-------- Extracted data
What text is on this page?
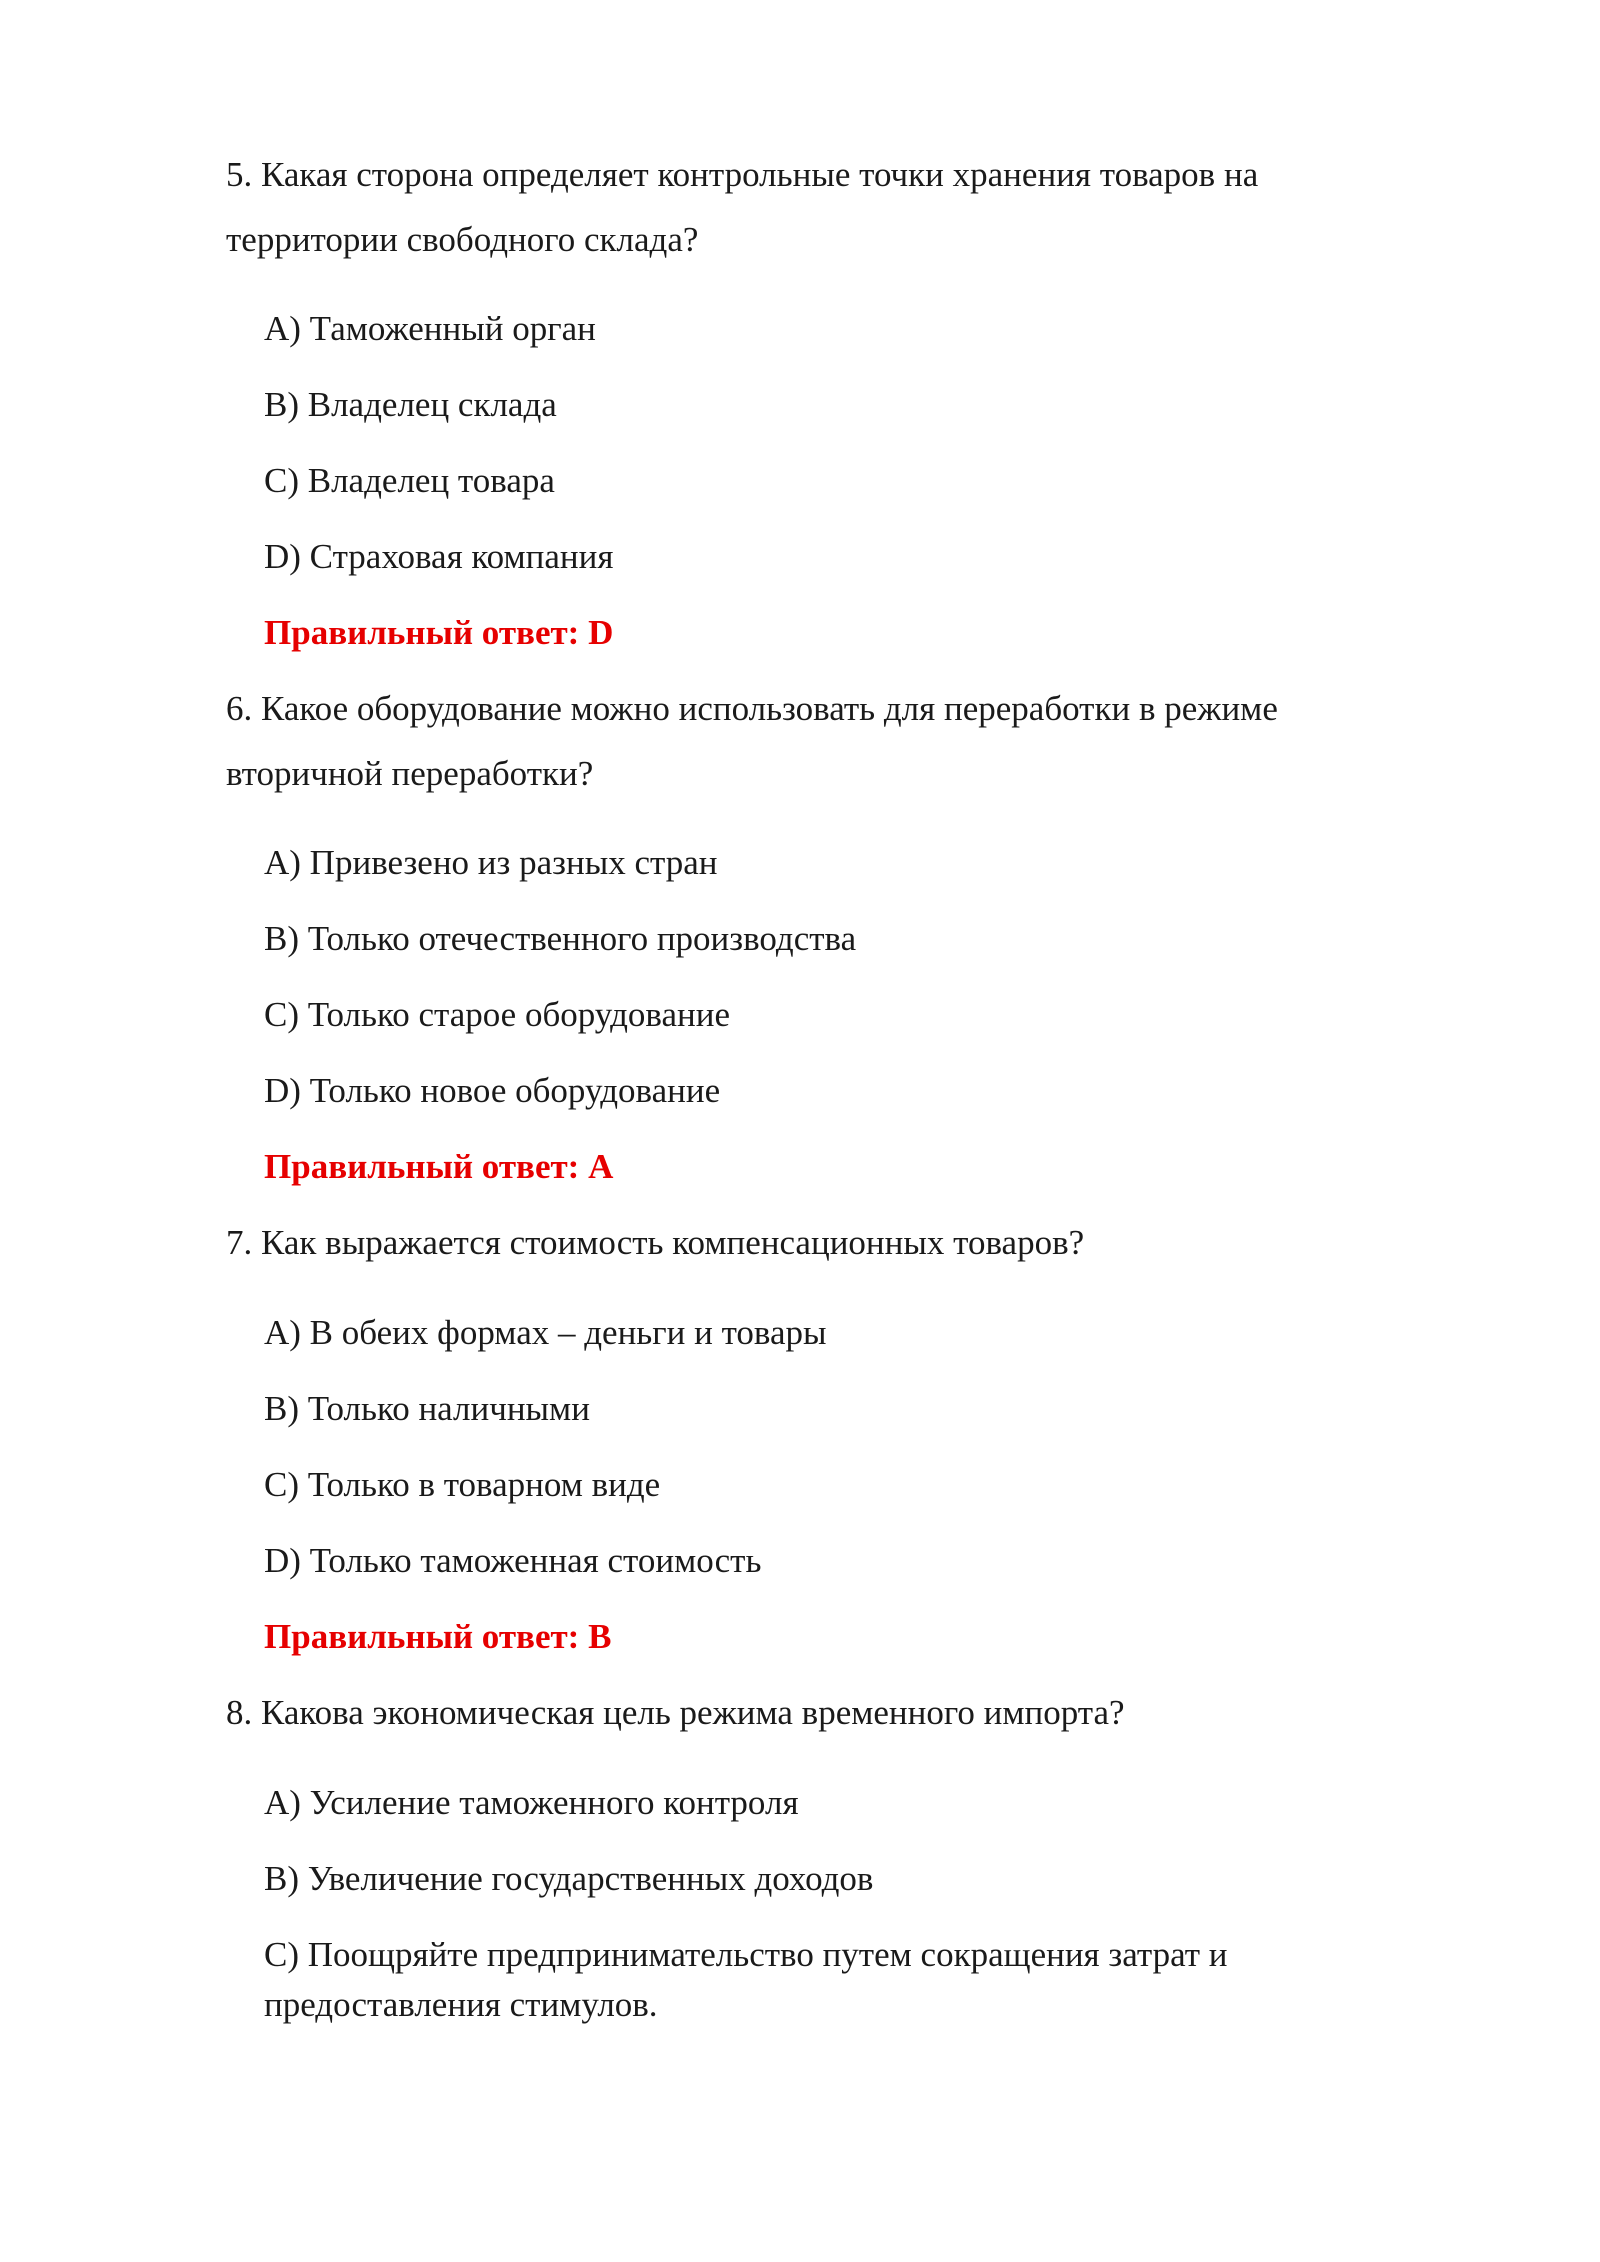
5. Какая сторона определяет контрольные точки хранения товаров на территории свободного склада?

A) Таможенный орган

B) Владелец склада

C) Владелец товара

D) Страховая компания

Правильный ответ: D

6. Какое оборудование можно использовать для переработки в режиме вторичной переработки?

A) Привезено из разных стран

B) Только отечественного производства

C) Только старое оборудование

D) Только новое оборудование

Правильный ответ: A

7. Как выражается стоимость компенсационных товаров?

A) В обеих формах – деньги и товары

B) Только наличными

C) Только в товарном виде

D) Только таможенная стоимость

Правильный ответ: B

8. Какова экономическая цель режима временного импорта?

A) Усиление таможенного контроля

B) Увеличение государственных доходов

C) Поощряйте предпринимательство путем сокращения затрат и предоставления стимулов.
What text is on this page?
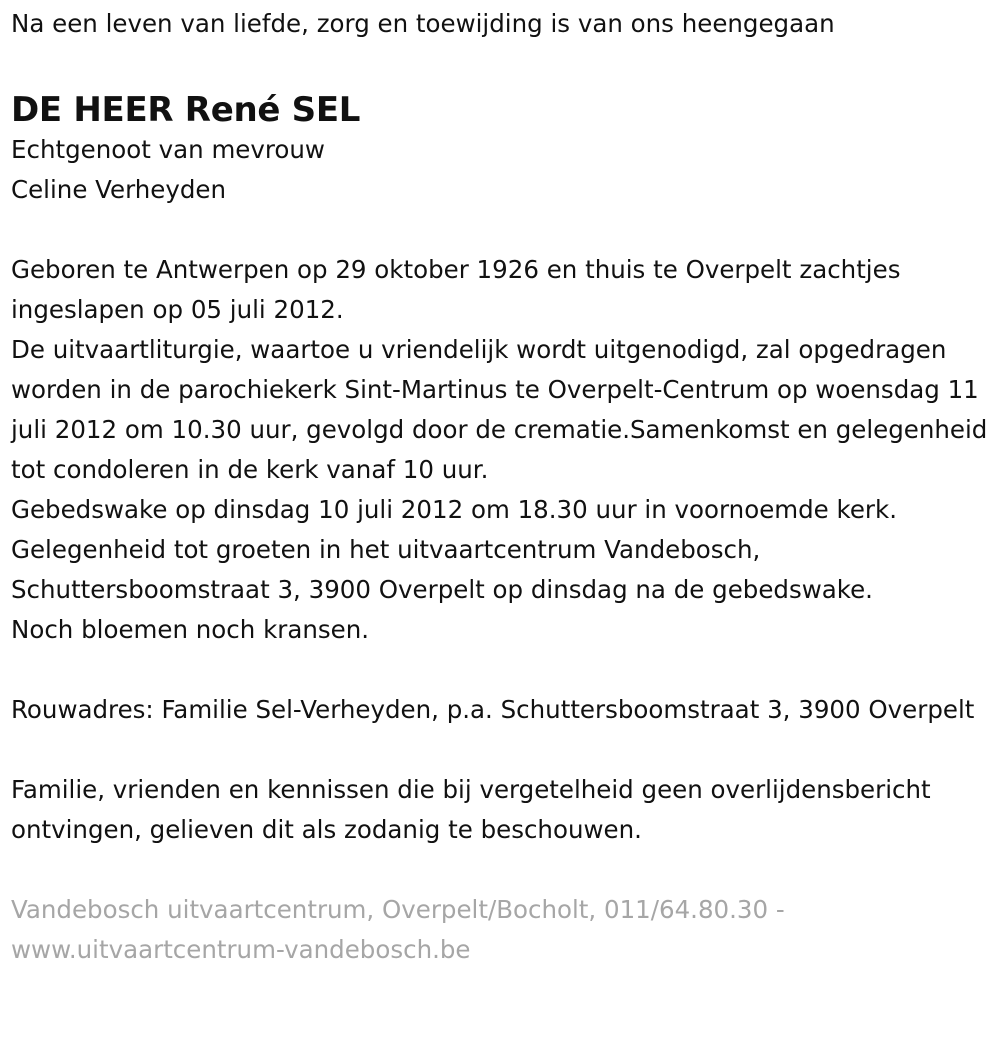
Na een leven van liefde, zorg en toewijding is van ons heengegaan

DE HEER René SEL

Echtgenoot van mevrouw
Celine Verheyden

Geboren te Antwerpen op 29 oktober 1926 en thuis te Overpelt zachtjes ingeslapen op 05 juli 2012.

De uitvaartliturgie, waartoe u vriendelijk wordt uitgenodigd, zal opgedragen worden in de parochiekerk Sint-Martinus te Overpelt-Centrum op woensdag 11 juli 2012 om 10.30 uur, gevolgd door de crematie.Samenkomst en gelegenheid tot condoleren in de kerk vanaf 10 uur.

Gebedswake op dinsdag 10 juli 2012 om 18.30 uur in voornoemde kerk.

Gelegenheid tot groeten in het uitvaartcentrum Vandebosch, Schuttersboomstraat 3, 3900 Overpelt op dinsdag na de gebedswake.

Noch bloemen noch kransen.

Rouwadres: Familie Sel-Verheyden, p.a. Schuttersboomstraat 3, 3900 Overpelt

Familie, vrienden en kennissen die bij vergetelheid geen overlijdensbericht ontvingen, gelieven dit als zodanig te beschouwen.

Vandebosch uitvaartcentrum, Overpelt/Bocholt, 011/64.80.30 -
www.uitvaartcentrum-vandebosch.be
----------------
- _What the exercise asks_
Repeat the data exactly, without the pictures.

- _Task solution_
What text is on this page?
5. Какая сторона определяет контрольные точки хранения товаров на территории свободного склада?

A) Таможенный орган

B) Владелец склада

C) Владелец товара

D) Страховая компания

Правильный ответ: D

6. Какое оборудование можно использовать для переработки в режиме вторичной переработки?

A) Привезено из разных стран

B) Только отечественного производства

C) Только старое оборудование

D) Только новое оборудование

Правильный ответ: A

7. Как выражается стоимость компенсационных товаров?

A) В обеих формах – деньги и товары

B) Только наличными

C) Только в товарном виде

D) Только таможенная стоимость

Правильный ответ: B

8. Какова экономическая цель режима временного импорта?

A) Усиление таможенного контроля

B) Увеличение государственных доходов

C) Поощряйте предпринимательство путем сокращения затрат и предоставления стимулов.
What text is on this page?
Na een leven van liefde, zorg en toewijding is van ons heengegaan

DE HEER René SEL

Echtgenoot van mevrouw
Celine Verheyden

Geboren te Antwerpen op 29 oktober 1926 en thuis te Overpelt zachtjes ingeslapen op 05 juli 2012.

De uitvaartliturgie, waartoe u vriendelijk wordt uitgenodigd, zal opgedragen worden in de parochiekerk Sint-Martinus te Overpelt-Centrum op woensdag 11 juli 2012 om 10.30 uur, gevolgd door de crematie.Samenkomst en gelegenheid tot condoleren in de kerk vanaf 10 uur.

Gebedswake op dinsdag 10 juli 2012 om 18.30 uur in voornoemde kerk.

Gelegenheid tot groeten in het uitvaartcentrum Vandebosch, Schuttersboomstraat 3, 3900 Overpelt op dinsdag na de gebedswake.

Noch bloemen noch kransen.

Rouwadres: Familie Sel-Verheyden, p.a. Schuttersboomstraat 3, 3900 Overpelt

Familie, vrienden en kennissen die bij vergetelheid geen overlijdensbericht ontvingen, gelieven dit als zodanig te beschouwen.

Vandebosch uitvaartcentrum, Overpelt/Bocholt, 011/64.80.30 -
www.uitvaartcentrum-vandebosch.be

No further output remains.